Task prompt
Copy all of the material below, line for line.

Supplied data
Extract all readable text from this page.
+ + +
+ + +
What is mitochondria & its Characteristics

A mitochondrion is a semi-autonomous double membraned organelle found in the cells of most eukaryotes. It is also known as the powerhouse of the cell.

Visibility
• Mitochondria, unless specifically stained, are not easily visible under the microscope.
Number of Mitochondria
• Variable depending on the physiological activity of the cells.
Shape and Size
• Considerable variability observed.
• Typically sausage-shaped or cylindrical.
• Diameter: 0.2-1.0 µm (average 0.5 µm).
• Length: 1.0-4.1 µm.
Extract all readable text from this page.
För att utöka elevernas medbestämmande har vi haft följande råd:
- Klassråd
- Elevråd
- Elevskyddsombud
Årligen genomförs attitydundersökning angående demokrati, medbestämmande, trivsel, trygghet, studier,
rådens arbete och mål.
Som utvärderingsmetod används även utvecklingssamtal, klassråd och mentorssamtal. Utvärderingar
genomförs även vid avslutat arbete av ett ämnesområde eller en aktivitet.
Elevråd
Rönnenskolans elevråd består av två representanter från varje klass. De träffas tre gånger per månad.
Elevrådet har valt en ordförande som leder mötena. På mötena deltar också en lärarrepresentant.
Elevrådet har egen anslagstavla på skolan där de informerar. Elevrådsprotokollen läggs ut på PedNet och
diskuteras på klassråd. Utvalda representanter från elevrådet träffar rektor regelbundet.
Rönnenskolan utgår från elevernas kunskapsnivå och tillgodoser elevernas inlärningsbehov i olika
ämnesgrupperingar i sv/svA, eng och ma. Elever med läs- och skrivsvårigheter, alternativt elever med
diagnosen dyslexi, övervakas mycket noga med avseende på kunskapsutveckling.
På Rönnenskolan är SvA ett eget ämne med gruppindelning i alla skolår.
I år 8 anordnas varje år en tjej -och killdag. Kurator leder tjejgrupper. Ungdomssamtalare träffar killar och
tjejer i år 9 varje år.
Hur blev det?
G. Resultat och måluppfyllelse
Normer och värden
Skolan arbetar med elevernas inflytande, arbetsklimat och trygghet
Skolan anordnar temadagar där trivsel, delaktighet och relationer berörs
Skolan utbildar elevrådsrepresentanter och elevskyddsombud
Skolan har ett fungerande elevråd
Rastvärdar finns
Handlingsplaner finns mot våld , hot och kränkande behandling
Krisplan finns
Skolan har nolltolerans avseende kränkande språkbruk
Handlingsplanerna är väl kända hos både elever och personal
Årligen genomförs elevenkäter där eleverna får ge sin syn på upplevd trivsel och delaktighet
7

Answer box
Extract all readable text from this page.
+ + +
+ + +
What is mitochondria & its Characteristics

A mitochondrion is a semi-autonomous double membraned organelle found in the cells of most eukaryotes. It is also known as the powerhouse of the cell.

Visibility
• Mitochondria, unless specifically stained, are not easily visible under the microscope.
Number of Mitochondria
• Variable depending on the physiological activity of the cells.
Shape and Size
• Considerable variability observed.
• Typically sausage-shaped or cylindrical.
• Diameter: 0.2-1.0 µm (average 0.5 µm).
• Length: 1.0-4.1 µm.
Extract all readable text from this page.
För att utöka elevernas medbestämmande har vi haft följande råd:
- Klassråd
- Elevråd
- Elevskyddsombud
Årligen genomförs attitydundersökning angående demokrati, medbestämmande, trivsel, trygghet, studier,
rådens arbete och mål.
Som utvärderingsmetod används även utvecklingssamtal, klassråd och mentorssamtal. Utvärderingar
genomförs även vid avslutat arbete av ett ämnesområde eller en aktivitet.
Elevråd
Rönnenskolans elevråd består av två representanter från varje klass. De träffas tre gånger per månad.
Elevrådet har valt en ordförande som leder mötena. På mötena deltar också en lärarrepresentant.
Elevrådet har egen anslagstavla på skolan där de informerar. Elevrådsprotokollen läggs ut på PedNet och
diskuteras på klassråd. Utvalda representanter från elevrådet träffar rektor regelbundet.
Rönnenskolan utgår från elevernas kunskapsnivå och tillgodoser elevernas inlärningsbehov i olika
ämnesgrupperingar i sv/svA, eng och ma. Elever med läs- och skrivsvårigheter, alternativt elever med
diagnosen dyslexi, övervakas mycket noga med avseende på kunskapsutveckling.
På Rönnenskolan är SvA ett eget ämne med gruppindelning i alla skolår.
I år 8 anordnas varje år en tjej -och killdag. Kurator leder tjejgrupper. Ungdomssamtalare träffar killar och
tjejer i år 9 varje år.
Hur blev det?
G. Resultat och måluppfyllelse
Normer och värden
Skolan arbetar med elevernas inflytande, arbetsklimat och trygghet
Skolan anordnar temadagar där trivsel, delaktighet och relationer berörs
Skolan utbildar elevrådsrepresentanter och elevskyddsombud
Skolan har ett fungerande elevråd
Rastvärdar finns
Handlingsplaner finns mot våld , hot och kränkande behandling
Krisplan finns
Skolan har nolltolerans avseende kränkande språkbruk
Handlingsplanerna är väl kända hos både elever och personal
Årligen genomförs elevenkäter där eleverna får ge sin syn på upplevd trivsel och delaktighet
7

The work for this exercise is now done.